* start THE INPUT *

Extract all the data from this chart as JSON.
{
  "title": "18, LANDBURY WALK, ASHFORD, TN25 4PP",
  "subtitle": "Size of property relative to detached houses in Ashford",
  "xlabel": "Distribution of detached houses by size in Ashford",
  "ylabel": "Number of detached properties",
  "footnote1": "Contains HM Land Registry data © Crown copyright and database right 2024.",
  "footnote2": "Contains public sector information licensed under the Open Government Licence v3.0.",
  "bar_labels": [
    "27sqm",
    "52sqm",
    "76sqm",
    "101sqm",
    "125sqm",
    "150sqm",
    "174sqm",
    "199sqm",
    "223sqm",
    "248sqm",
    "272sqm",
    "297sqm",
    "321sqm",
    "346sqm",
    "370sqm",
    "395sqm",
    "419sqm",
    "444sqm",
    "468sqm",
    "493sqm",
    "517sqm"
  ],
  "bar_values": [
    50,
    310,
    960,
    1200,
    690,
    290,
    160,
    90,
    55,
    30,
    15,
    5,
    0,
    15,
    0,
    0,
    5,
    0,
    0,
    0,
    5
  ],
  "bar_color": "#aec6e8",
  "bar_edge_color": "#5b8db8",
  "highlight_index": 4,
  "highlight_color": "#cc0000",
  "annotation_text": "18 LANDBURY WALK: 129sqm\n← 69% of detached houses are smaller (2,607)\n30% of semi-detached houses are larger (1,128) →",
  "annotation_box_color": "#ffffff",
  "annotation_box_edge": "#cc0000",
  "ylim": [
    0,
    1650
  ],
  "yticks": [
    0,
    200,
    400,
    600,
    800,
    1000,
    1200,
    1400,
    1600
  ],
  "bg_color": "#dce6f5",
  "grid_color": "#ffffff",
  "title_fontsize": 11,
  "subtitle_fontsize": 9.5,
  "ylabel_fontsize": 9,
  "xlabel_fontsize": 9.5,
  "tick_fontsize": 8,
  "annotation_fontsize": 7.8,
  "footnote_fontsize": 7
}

* end THE INPUT *

Search the records for the word "Contains". Copy every line that has it.

  "footnote1": "Contains HM Land Registry data © Crown copyright and database right 2024.",
  "footnote2": "Contains public sector information licensed under the Open Government Licence v3.0.",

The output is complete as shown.